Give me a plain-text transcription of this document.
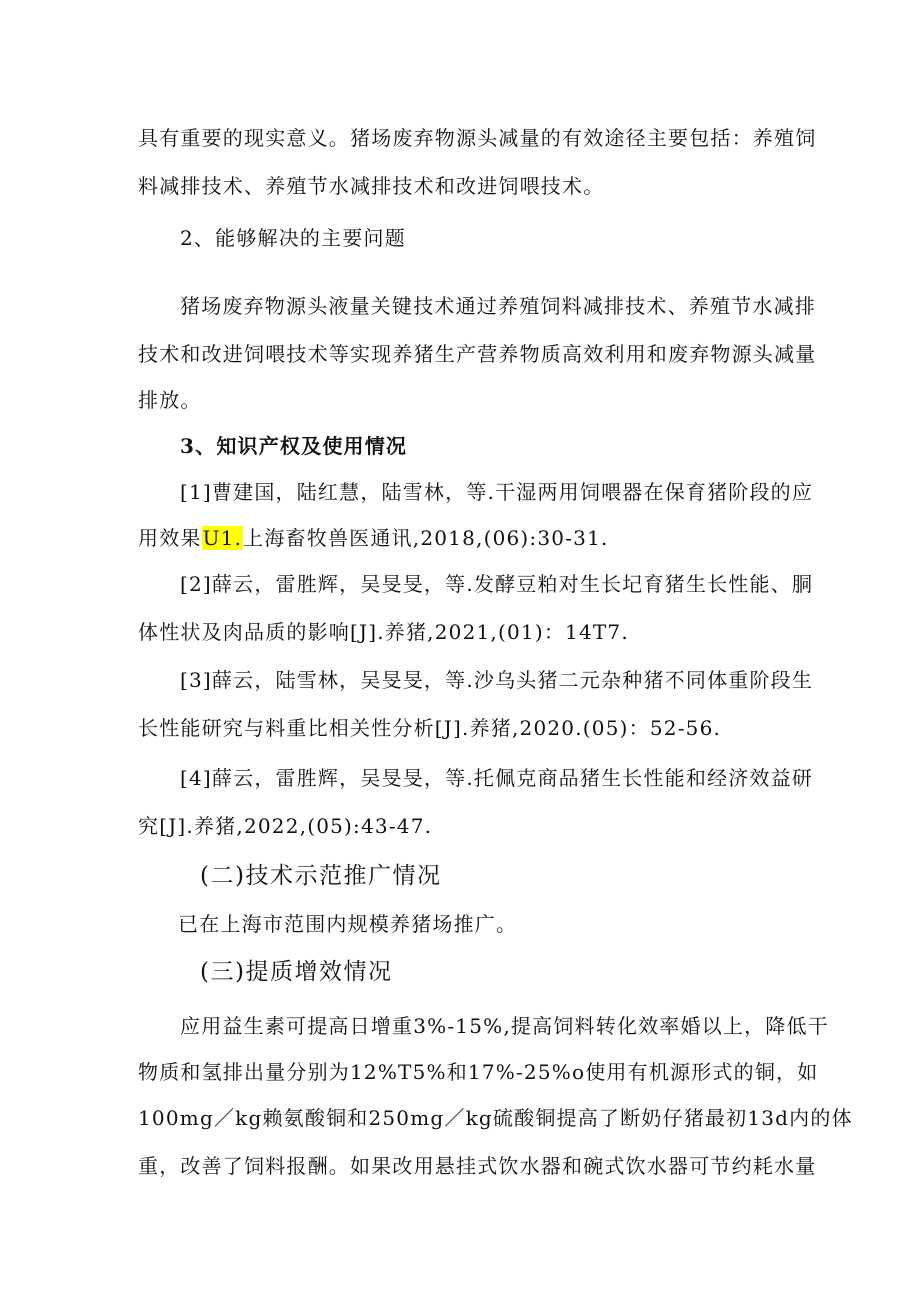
具有重要的现实意义。猪场废弃物源头减量的有效途径主要包括：养殖饲
料减排技术、养殖节水减排技术和改进饲喂技术。
2、能够解决的主要问题
猪场废弃物源头液量关键技术通过养殖饲料减排技术、养殖节水减排
技术和改进饲喂技术等实现养猪生产营养物质高效利用和废弃物源头减量
排放。
3、知识产权及使用情况
[1]曹建国，陆红慧，陆雪林，等.干湿两用饲喂器在保育猪阶段的应
用效果U1.上海畜牧兽医通讯,2018,(06):30-31.
[2]薛云，雷胜辉，吴旻旻，等.发酵豆粕对生长圮育猪生长性能、胴
体性状及肉品质的影响[J].养猪,2021,(01)：14T7.
[3]薛云，陆雪林，吴旻旻，等.沙乌头猪二元杂种猪不同体重阶段生
长性能研究与料重比相关性分析[J].养猪,2020.(05)：52-56.
[4]薛云，雷胜辉，吴旻旻，等.托佩克商品猪生长性能和经济效益研
究[J].养猪,2022,(05):43-47.
(二)技术示范推广情况
已在上海市范围内规模养猪场推广。
(三)提质增效情况
应用益生素可提高日增重3%-15%,提高饲料转化效率婚以上，降低干
物质和氢排出量分别为12%T5%和17%-25%o使用有机源形式的铜，如
100mg／kg赖氨酸铜和250mg／kg硫酸铜提高了断奶仔猪最初13d内的体
重，改善了饲料报酬。如果改用悬挂式饮水器和碗式饮水器可节约耗水量
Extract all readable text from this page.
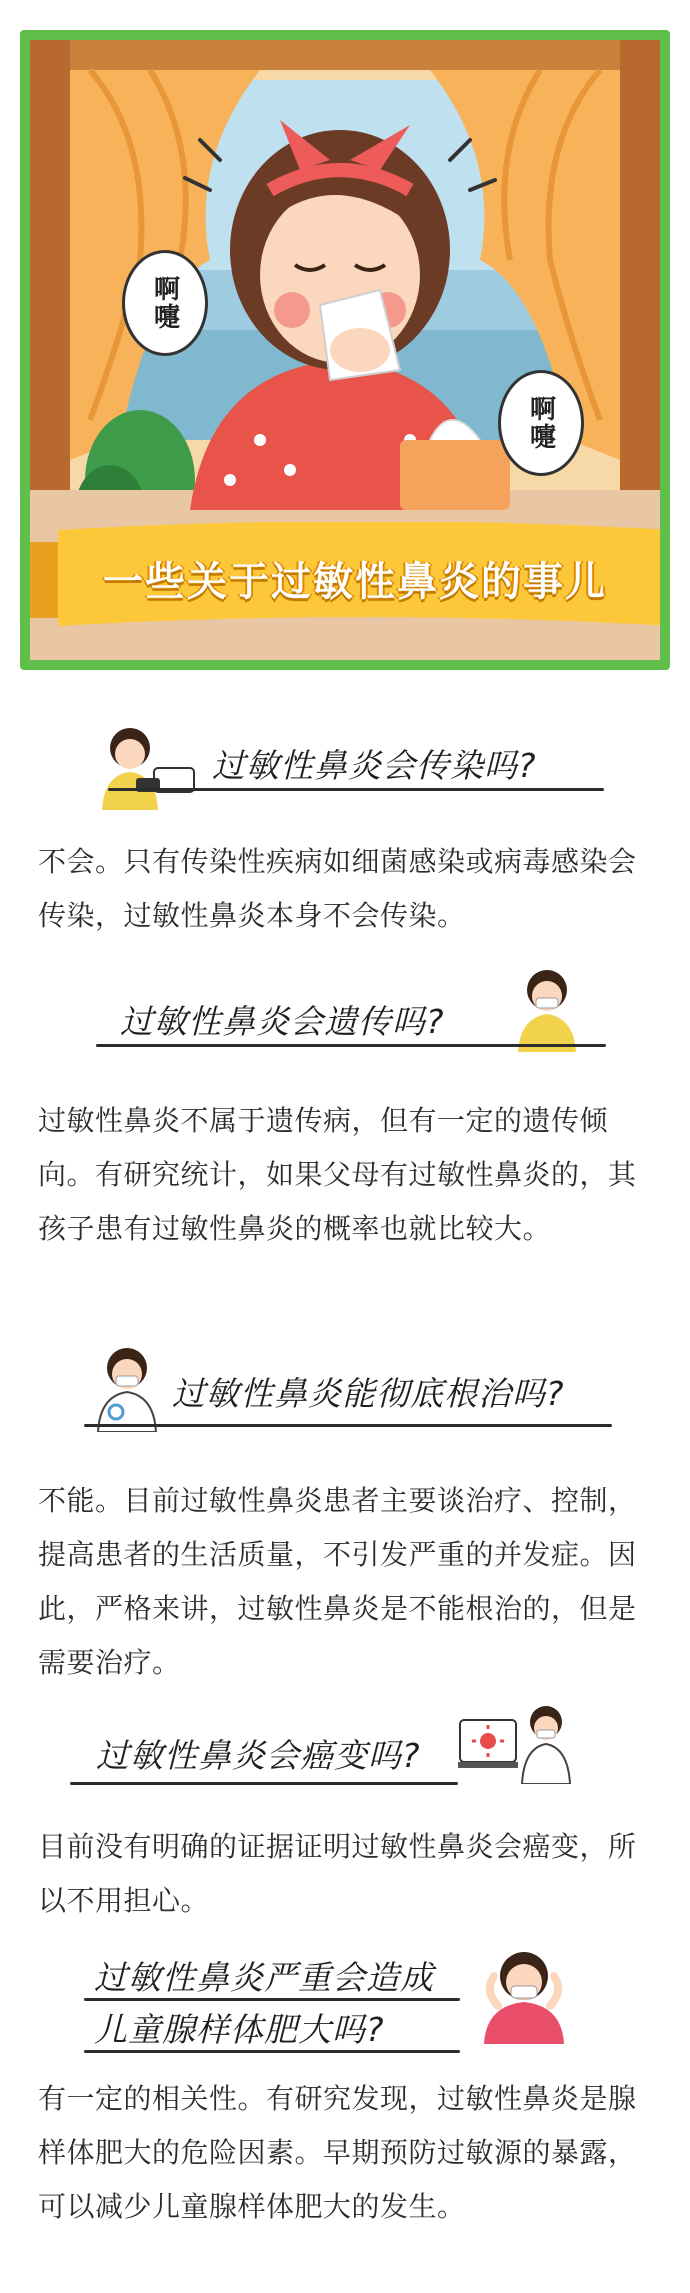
啊嚏
啊嚏
一些关于过敏性鼻炎的事儿
过敏性鼻炎会传染吗?
不会。只有传染性疾病如细菌感染或病毒感染会传染，过敏性鼻炎本身不会传染。
过敏性鼻炎会遗传吗?
过敏性鼻炎不属于遗传病，但有一定的遗传倾向。有研究统计，如果父母有过敏性鼻炎的，其孩子患有过敏性鼻炎的概率也就比较大。
过敏性鼻炎能彻底根治吗?
不能。目前过敏性鼻炎患者主要谈治疗、控制，提高患者的生活质量，不引发严重的并发症。因此，严格来讲，过敏性鼻炎是不能根治的，但是需要治疗。
过敏性鼻炎会癌变吗?
目前没有明确的证据证明过敏性鼻炎会癌变，所以不用担心。
过敏性鼻炎严重会造成
儿童腺样体肥大吗?
有一定的相关性。有研究发现，过敏性鼻炎是腺样体肥大的危险因素。早期预防过敏源的暴露，可以减少儿童腺样体肥大的发生。
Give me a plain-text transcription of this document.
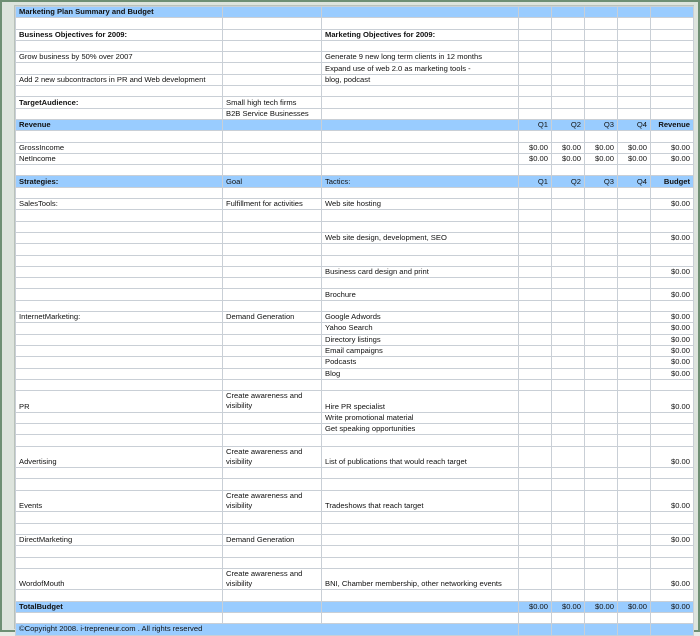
Marketing Plan Summary and Budget							

Business Objectives for 2009:		Marketing Objectives for 2009:					

Grow business by 50% over 2007		Generate 9 new long term clients in 12 months					
		Expand use of web 2.0 as marketing tools -					
Add 2 new subcontractors in PR and Web development		blog, podcast					

TargetAudience:	Small high tech firms						
	B2B Service Businesses						
Revenue			Q1	Q2	Q3	Q4	Revenue

GrossIncome			$0.00	$0.00	$0.00	$0.00	$0.00
NetIncome			$0.00	$0.00	$0.00	$0.00	$0.00

Strategies:	Goal	Tactics:	Q1	Q2	Q3	Q4	Budget

SalesTools:	Fulfillment for activities	Web site hosting					$0.00

		Web site design, development, SEO					$0.00

		Business card design and print					$0.00

		Brochure					$0.00

InternetMarketing:	Demand Generation	Google Adwords					$0.00
		Yahoo Search					$0.00
		Directory listings					$0.00
		Email campaigns					$0.00
		Podcasts					$0.00
		Blog					$0.00

PR	Create awareness and visibility	Hire PR specialist					$0.00
		Write promotional material					
		Get speaking opportunities					

Advertising	Create awareness and visibility	List of publications that would reach target					$0.00

Events	Create awareness and visibility	Tradeshows that reach target					$0.00

DirectMarketing	Demand Generation						$0.00

WordofMouth	Create awareness and visibility	BNI, Chamber membership, other networking events					$0.00

TotalBudget			$0.00	$0.00	$0.00	$0.00	$0.00

©Copyright 2008. i-trepreneur.com . All rights reserved							
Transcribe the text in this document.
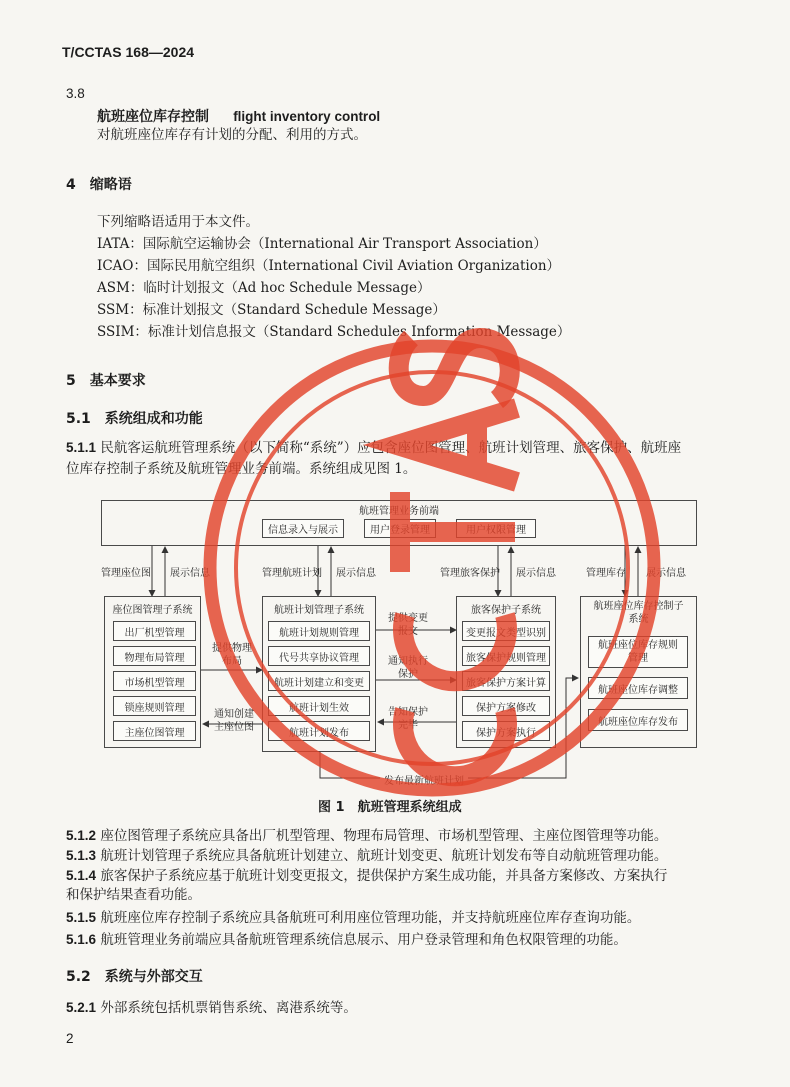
T/CCTAS 168—2024
3.8
航班座位库存控制 flight inventory control
对航班座位库存有计划的分配、利用的方式。
4　缩略语
下列缩略语适用于本文件。
IATA：国际航空运输协会（International Air Transport Association）
ICAO：国际民用航空组织（International Civil Aviation Organization）
ASM：临时计划报文（Ad hoc Schedule Message）
SSM：标准计划报文（Standard Schedule Message）
SSIM：标准计划信息报文（Standard Schedules Information Message）
5　基本要求
5.1　系统组成和功能
5.1.1 民航客运航班管理系统（以下简称“系统”）应包含座位图管理、航班计划管理、旅客保护、航班座
位库存控制子系统及航班管理业务前端。系统组成见图 1。
航班管理业务前端
信息录入与展示	用户登录管理	用户权限管理
管理座位图 展示信息	管理航班计划 展示信息	管理旅客保护 展示信息	管理库存 展示信息
座位图管理子系统
出厂机型管理
物理布局管理
市场机型管理
锁座规则管理
主座位图管理
航班计划管理子系统
航班计划规则管理
代号共享协议管理
航班计划建立和变更
航班计划生效
航班计划发布
旅客保护子系统
变更报文类型识别
旅客保护规则管理
旅客保护方案计算
保护方案修改
保护方案执行
航班座位库存控制子系统
航班座位库存规则管理
航班座位库存调整
航班座位库存发布
提供物理布局
通知创建主座位图
提供变更报文
通知执行保护
告知保护完毕
发布最新航班计划
图 1　航班管理系统组成
5.1.2 座位图管理子系统应具备出厂机型管理、物理布局管理、市场机型管理、主座位图管理等功能。
5.1.3 航班计划管理子系统应具备航班计划建立、航班计划变更、航班计划发布等自动航班管理功能。
5.1.4 旅客保护子系统应基于航班计划变更报文，提供保护方案生成功能，并具备方案修改、方案执行
和保护结果查看功能。
5.1.5 航班座位库存控制子系统应具备航班可利用座位管理功能，并支持航班座位库存查询功能。
5.1.6 航班管理业务前端应具备航班管理系统信息展示、用户登录管理和角色权限管理的功能。
5.2　系统与外部交互
5.2.1 外部系统包括机票销售系统、离港系统等。
2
________________
- **Exercise objective**: Gather all lines from the listing above in which "Demand" occurs.

- **Output for this task**:
InternetMarketing:	Demand Generation	Google Adwords					$0.00
DirectMarketing	Demand Generation						$0.00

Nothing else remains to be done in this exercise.